[WORK TO COMPLETE]:
Copy every line of the data below word for word, without changing anything.

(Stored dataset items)
= = = =
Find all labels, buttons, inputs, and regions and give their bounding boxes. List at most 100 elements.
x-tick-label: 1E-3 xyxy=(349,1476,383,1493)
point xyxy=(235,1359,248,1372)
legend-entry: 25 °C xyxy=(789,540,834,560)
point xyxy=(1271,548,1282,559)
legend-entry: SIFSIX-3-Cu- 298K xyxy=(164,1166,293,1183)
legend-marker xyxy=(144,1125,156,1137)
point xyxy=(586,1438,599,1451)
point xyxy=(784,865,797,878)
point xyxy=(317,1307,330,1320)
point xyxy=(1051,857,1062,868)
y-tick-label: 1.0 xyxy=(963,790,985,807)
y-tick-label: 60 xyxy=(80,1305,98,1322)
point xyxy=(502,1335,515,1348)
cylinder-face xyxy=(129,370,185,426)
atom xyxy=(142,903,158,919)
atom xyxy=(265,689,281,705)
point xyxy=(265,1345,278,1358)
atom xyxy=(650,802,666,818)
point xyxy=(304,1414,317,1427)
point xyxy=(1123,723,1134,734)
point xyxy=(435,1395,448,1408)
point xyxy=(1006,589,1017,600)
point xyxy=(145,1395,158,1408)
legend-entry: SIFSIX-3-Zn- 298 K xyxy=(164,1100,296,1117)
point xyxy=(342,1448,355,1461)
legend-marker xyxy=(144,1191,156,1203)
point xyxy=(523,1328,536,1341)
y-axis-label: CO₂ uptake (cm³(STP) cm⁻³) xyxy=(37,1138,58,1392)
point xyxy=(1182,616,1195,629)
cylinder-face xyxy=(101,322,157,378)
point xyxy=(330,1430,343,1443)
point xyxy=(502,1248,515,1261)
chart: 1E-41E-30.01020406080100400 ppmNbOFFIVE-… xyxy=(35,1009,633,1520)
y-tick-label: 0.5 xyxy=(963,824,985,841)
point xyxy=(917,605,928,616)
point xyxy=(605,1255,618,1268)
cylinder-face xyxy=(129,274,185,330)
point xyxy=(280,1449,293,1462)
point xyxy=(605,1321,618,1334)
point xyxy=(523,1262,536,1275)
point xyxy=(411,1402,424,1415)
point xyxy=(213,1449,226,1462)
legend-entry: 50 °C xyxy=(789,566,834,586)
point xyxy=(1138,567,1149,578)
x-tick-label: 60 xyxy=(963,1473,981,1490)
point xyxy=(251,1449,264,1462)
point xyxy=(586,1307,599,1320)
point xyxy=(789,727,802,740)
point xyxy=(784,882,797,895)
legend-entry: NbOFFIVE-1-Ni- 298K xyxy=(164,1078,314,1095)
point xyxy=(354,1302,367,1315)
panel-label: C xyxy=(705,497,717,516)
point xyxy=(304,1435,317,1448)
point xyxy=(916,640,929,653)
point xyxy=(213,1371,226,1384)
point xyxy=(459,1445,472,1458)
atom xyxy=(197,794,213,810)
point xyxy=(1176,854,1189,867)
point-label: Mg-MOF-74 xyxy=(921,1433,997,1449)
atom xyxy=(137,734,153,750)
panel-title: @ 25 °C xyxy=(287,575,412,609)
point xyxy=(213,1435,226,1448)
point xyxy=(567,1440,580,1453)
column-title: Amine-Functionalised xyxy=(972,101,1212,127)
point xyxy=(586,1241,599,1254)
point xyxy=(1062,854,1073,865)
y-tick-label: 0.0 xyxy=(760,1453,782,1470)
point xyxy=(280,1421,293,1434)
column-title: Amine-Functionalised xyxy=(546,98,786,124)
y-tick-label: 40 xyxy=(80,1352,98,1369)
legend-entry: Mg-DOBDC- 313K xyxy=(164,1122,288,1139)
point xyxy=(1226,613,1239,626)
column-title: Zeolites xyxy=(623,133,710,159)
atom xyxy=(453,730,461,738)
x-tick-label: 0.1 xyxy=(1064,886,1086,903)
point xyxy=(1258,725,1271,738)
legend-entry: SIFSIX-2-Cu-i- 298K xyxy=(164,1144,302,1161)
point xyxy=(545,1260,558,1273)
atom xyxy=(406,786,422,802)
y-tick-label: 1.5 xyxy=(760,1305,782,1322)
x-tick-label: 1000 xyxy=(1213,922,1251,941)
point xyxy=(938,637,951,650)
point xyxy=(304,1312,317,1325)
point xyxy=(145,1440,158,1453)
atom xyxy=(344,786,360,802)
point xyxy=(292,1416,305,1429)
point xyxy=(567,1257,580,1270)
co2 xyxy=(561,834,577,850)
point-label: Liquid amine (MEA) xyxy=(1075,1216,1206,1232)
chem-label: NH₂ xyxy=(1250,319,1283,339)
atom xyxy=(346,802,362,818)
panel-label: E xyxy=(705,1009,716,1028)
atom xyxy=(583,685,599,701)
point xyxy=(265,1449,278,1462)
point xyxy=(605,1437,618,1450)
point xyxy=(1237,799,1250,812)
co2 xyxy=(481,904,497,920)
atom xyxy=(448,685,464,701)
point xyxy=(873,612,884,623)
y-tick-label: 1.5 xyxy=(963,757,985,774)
= = = =
[WORKED SOLUTION]:
Find all labels, buttons, inputs, and regions and give their bounding boxes. List at most 100 elements.
x-tick-label: 1E-3 xyxy=(349,1476,383,1493)
point xyxy=(235,1359,248,1372)
legend-entry: 25 °C xyxy=(789,540,834,560)
point xyxy=(1271,548,1282,559)
legend-entry: SIFSIX-3-Cu- 298K xyxy=(164,1166,293,1183)
legend-marker xyxy=(144,1125,156,1137)
point xyxy=(586,1438,599,1451)
point xyxy=(784,865,797,878)
point xyxy=(317,1307,330,1320)
point xyxy=(1051,857,1062,868)
y-tick-label: 1.0 xyxy=(963,790,985,807)
y-tick-label: 60 xyxy=(80,1305,98,1322)
point xyxy=(502,1335,515,1348)
cylinder-face xyxy=(129,370,185,426)
atom xyxy=(142,903,158,919)
atom xyxy=(265,689,281,705)
point xyxy=(265,1345,278,1358)
atom xyxy=(650,802,666,818)
point xyxy=(304,1414,317,1427)
point xyxy=(1123,723,1134,734)
point xyxy=(435,1395,448,1408)
point xyxy=(1006,589,1017,600)
point xyxy=(145,1395,158,1408)
legend-entry: SIFSIX-3-Zn- 298 K xyxy=(164,1100,296,1117)
point xyxy=(342,1448,355,1461)
legend-marker xyxy=(144,1191,156,1203)
point xyxy=(523,1328,536,1341)
y-axis-label: CO₂ uptake (cm³(STP) cm⁻³) xyxy=(37,1138,58,1392)
point xyxy=(1182,616,1195,629)
cylinder-face xyxy=(101,322,157,378)
point xyxy=(330,1430,343,1443)
point xyxy=(502,1248,515,1261)
chart: 1E-41E-30.01020406080100400 ppmNbOFFIVE-… xyxy=(35,1009,633,1520)
y-tick-label: 0.5 xyxy=(963,824,985,841)
point xyxy=(917,605,928,616)
point xyxy=(605,1255,618,1268)
cylinder-face xyxy=(129,274,185,330)
point xyxy=(280,1449,293,1462)
point xyxy=(605,1321,618,1334)
point xyxy=(523,1262,536,1275)
point xyxy=(411,1402,424,1415)
point xyxy=(213,1449,226,1462)
legend-entry: 50 °C xyxy=(789,566,834,586)
point xyxy=(1138,567,1149,578)
x-tick-label: 60 xyxy=(963,1473,981,1490)
point xyxy=(251,1449,264,1462)
point xyxy=(586,1307,599,1320)
point xyxy=(789,727,802,740)
point xyxy=(784,882,797,895)
legend-entry: NbOFFIVE-1-Ni- 298K xyxy=(164,1078,314,1095)
point xyxy=(354,1302,367,1315)
panel-label: C xyxy=(705,497,717,516)
point xyxy=(304,1435,317,1448)
point xyxy=(916,640,929,653)
point xyxy=(213,1371,226,1384)
point xyxy=(459,1445,472,1458)
atom xyxy=(197,794,213,810)
point xyxy=(1176,854,1189,867)
point-label: Mg-MOF-74 xyxy=(921,1433,997,1449)
atom xyxy=(137,734,153,750)
panel-title: @ 25 °C xyxy=(287,575,412,609)
point xyxy=(213,1435,226,1448)
point xyxy=(567,1440,580,1453)
column-title: Amine-Functionalised xyxy=(972,101,1212,127)
point xyxy=(586,1241,599,1254)
point xyxy=(1062,854,1073,865)
y-tick-label: 0.0 xyxy=(760,1453,782,1470)
point xyxy=(280,1421,293,1434)
column-title: Amine-Functionalised xyxy=(546,98,786,124)
y-tick-label: 40 xyxy=(80,1352,98,1369)
legend-entry: Mg-DOBDC- 313K xyxy=(164,1122,288,1139)
point xyxy=(1226,613,1239,626)
column-title: Zeolites xyxy=(623,133,710,159)
atom xyxy=(453,730,461,738)
x-tick-label: 0.1 xyxy=(1064,886,1086,903)
point xyxy=(1258,725,1271,738)
legend-entry: SIFSIX-2-Cu-i- 298K xyxy=(164,1144,302,1161)
point xyxy=(545,1260,558,1273)
atom xyxy=(406,786,422,802)
y-tick-label: 1.5 xyxy=(760,1305,782,1322)
x-tick-label: 1000 xyxy=(1213,922,1251,941)
point xyxy=(938,637,951,650)
point xyxy=(304,1312,317,1325)
point xyxy=(145,1440,158,1453)
atom xyxy=(344,786,360,802)
point xyxy=(292,1416,305,1429)
point xyxy=(567,1257,580,1270)
co2 xyxy=(561,834,577,850)
point-label: Liquid amine (MEA) xyxy=(1075,1216,1206,1232)
chem-label: NH₂ xyxy=(1250,319,1283,339)
atom xyxy=(346,802,362,818)
panel-label: E xyxy=(705,1009,716,1028)
atom xyxy=(583,685,599,701)
point xyxy=(265,1449,278,1462)
point xyxy=(605,1437,618,1450)
point xyxy=(1237,799,1250,812)
co2 xyxy=(481,904,497,920)
atom xyxy=(448,685,464,701)
point xyxy=(873,612,884,623)
y-tick-label: 1.5 xyxy=(963,757,985,774)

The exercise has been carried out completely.